__Material for this task__.

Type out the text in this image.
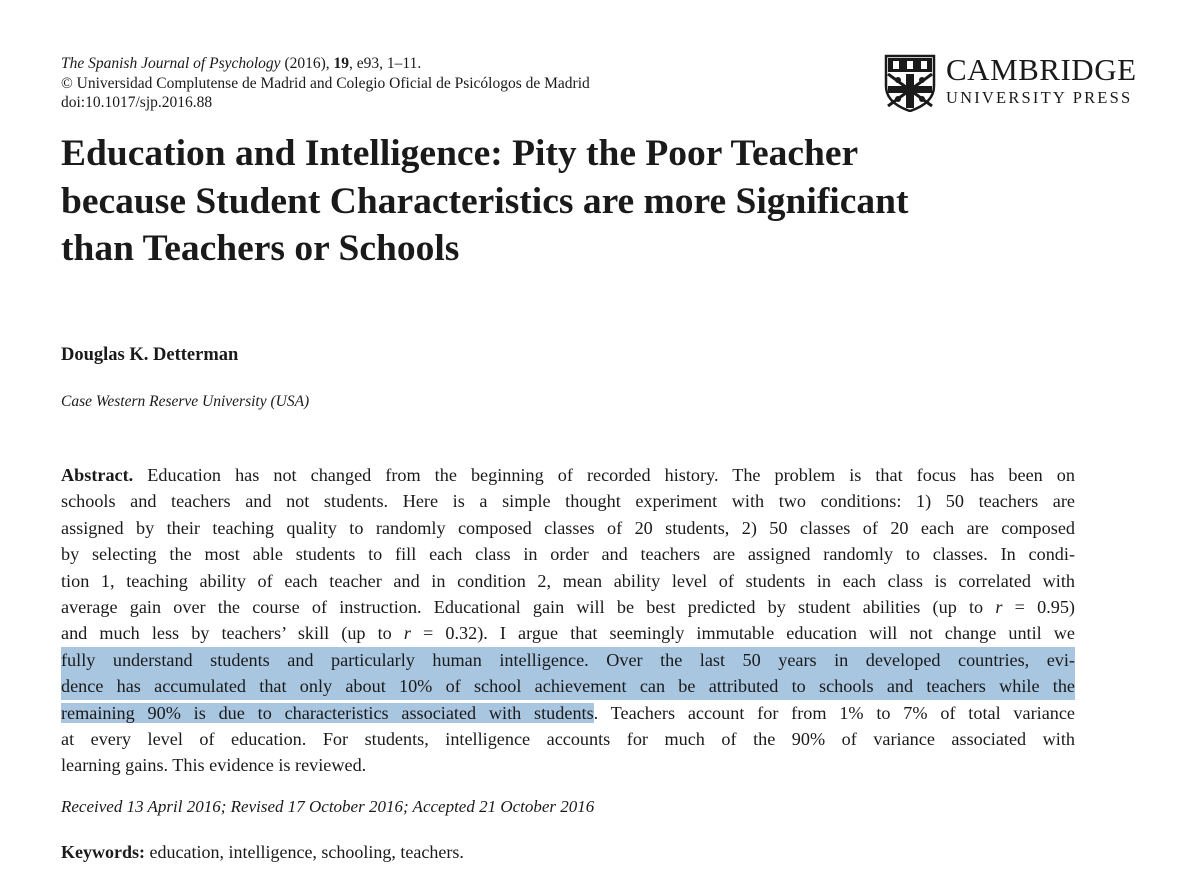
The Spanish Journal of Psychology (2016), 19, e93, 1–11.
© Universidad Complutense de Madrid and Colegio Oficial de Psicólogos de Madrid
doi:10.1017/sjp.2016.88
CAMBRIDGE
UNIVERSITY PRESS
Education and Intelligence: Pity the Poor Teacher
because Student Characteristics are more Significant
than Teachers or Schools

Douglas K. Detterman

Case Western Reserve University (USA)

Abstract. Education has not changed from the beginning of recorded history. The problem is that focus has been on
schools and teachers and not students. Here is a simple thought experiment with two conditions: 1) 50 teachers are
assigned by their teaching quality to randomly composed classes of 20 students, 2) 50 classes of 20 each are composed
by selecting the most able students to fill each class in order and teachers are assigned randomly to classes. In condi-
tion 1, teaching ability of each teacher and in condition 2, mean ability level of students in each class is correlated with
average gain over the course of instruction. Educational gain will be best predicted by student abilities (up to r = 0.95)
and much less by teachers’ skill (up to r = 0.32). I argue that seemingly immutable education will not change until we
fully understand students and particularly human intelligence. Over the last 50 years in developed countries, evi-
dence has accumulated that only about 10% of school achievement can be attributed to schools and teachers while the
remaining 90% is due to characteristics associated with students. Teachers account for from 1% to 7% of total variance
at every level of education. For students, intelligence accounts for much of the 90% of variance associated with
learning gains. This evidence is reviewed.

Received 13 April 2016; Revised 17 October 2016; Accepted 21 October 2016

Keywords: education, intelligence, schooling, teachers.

* * *

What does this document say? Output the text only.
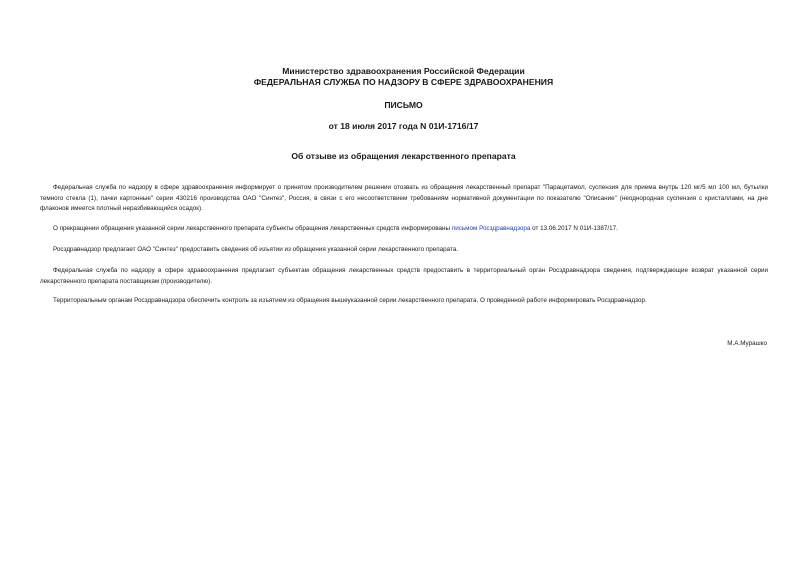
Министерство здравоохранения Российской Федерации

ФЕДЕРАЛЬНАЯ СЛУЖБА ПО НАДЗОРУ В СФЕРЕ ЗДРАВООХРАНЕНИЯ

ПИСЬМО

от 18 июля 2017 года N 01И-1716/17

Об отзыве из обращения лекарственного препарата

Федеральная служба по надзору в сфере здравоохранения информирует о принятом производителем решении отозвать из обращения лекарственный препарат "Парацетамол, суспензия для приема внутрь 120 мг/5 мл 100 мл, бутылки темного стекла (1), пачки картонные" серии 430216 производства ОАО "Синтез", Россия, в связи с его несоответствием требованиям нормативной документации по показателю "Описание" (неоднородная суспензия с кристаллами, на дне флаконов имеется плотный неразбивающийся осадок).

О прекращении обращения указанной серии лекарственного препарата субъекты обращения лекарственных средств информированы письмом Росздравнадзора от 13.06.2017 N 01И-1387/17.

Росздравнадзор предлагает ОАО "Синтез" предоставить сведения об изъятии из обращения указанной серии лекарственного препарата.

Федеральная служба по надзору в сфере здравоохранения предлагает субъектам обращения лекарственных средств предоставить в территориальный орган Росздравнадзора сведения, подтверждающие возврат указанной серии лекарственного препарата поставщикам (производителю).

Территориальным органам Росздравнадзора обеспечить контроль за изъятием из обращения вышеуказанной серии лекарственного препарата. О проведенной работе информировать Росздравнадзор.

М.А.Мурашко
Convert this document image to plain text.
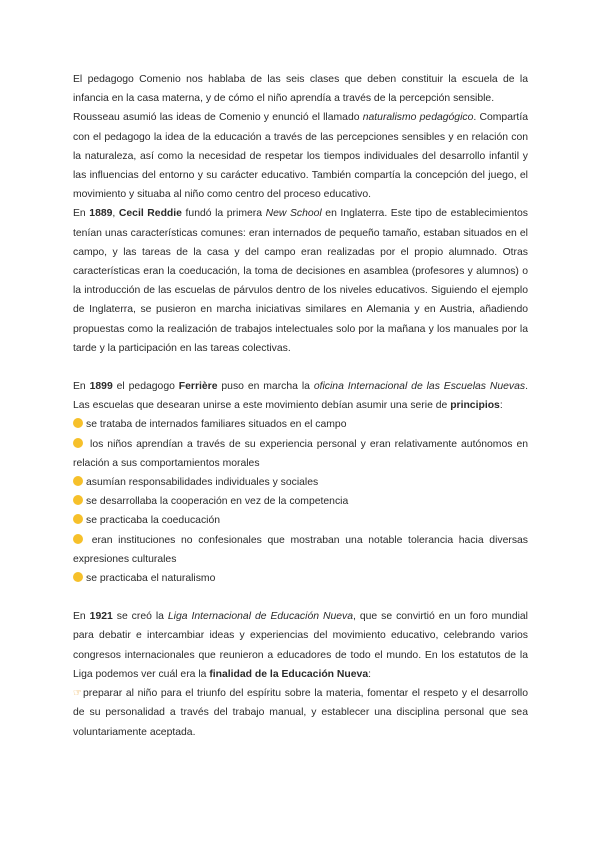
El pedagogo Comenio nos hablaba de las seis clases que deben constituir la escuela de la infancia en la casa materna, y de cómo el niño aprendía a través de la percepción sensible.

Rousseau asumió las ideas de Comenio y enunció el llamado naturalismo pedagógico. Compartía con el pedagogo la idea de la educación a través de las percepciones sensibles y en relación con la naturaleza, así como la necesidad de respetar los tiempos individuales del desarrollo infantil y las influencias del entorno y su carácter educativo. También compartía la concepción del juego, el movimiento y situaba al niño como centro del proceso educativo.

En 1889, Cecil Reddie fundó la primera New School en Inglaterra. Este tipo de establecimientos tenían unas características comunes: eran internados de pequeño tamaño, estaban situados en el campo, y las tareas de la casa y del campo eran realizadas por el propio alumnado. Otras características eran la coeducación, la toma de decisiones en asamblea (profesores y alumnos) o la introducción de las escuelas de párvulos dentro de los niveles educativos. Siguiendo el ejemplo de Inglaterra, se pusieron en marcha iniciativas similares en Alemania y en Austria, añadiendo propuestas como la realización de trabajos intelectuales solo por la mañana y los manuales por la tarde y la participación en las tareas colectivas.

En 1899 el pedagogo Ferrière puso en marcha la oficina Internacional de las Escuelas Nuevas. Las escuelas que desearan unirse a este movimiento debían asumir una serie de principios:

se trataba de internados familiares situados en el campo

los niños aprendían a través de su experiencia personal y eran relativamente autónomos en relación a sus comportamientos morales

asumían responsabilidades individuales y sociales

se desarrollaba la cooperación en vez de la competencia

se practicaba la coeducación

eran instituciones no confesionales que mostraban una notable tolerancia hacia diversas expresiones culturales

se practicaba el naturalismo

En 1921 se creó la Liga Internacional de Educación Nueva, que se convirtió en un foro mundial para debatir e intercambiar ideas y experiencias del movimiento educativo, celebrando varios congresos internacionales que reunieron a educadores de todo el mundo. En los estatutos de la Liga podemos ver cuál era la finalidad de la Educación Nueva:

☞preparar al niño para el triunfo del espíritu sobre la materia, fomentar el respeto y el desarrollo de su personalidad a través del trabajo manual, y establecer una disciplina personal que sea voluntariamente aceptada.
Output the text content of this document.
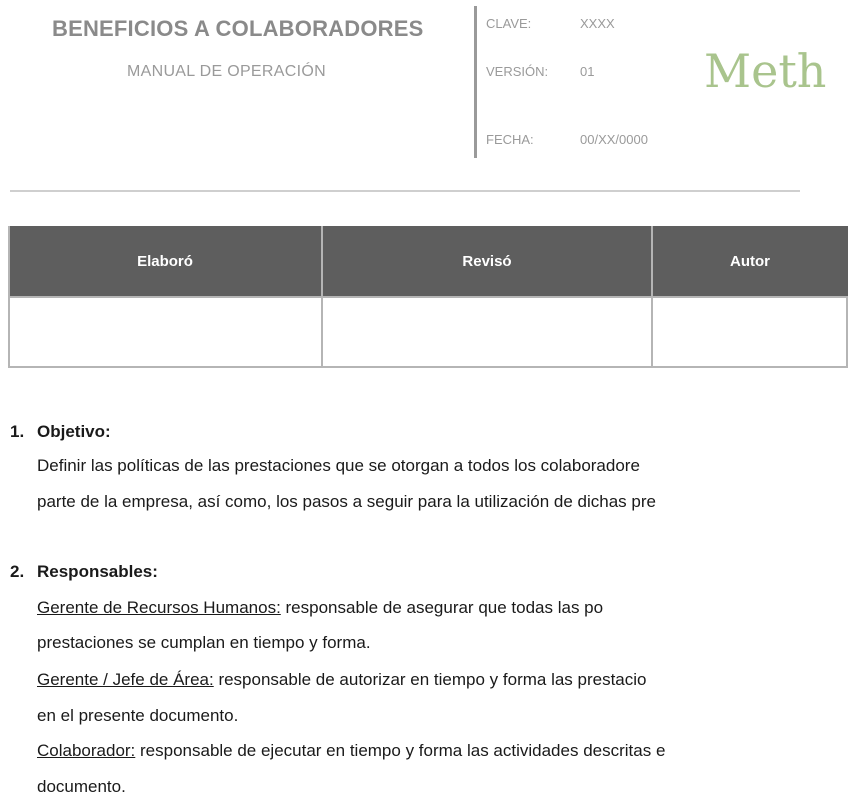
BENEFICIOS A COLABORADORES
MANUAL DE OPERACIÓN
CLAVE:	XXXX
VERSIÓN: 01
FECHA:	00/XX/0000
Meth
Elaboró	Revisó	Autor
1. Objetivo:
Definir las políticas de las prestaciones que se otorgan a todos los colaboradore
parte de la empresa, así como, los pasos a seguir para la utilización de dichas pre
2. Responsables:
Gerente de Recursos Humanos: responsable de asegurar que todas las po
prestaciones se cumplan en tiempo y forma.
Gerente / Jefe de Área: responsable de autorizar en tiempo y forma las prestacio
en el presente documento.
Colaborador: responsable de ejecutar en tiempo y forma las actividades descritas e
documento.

--

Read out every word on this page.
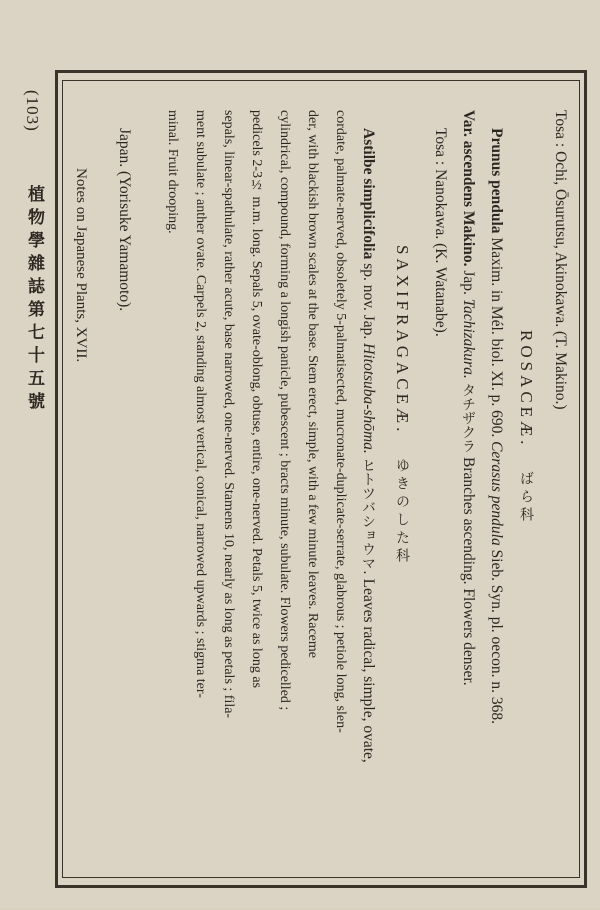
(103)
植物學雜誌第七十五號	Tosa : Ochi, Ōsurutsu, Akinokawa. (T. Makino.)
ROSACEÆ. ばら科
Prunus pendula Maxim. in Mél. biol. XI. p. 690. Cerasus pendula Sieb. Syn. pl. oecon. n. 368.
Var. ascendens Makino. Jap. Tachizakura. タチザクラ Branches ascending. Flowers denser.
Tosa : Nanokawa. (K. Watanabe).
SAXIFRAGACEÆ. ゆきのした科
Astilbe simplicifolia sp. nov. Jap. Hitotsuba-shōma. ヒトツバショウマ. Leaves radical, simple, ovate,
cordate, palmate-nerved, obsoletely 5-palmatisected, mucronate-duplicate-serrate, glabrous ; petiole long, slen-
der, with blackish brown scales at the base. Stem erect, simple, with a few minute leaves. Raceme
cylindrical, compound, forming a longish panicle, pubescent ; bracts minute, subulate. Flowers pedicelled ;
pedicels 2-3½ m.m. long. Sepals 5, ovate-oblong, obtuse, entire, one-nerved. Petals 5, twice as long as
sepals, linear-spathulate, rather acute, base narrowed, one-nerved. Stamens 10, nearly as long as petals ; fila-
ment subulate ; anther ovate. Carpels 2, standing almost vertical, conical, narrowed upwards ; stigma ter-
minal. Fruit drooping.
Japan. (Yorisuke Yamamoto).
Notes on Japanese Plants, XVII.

__Problem description__. Isolate the lines above that contain the word "препарата" and copy them.

__Answer for the task__.
Об отзыве из обращения лекарственного препарата
О прекращении обращения указанной серии лекарственного препарата субъекты обращения лекарственных средств информированы письмом Росздравнадзора от 13.06.2017 N 01И-1387/17.
Росздравнадзор предлагает ОАО "Синтез" предоставить сведения об изъятии из обращения указанной серии лекарственного препарата.
Федеральная служба по надзору в сфере здравоохранения предлагает субъектам обращения лекарственных средств предоставить в территориальный орган Росздравнадзора сведения, подтверждающие возврат указанной серии лекарственного препарата поставщикам (производителю).
Территориальным органам Росздравнадзора обеспечить контроль за изъятием из обращения вышеуказанной серии лекарственного препарата. О проведенной работе информировать Росздравнадзор.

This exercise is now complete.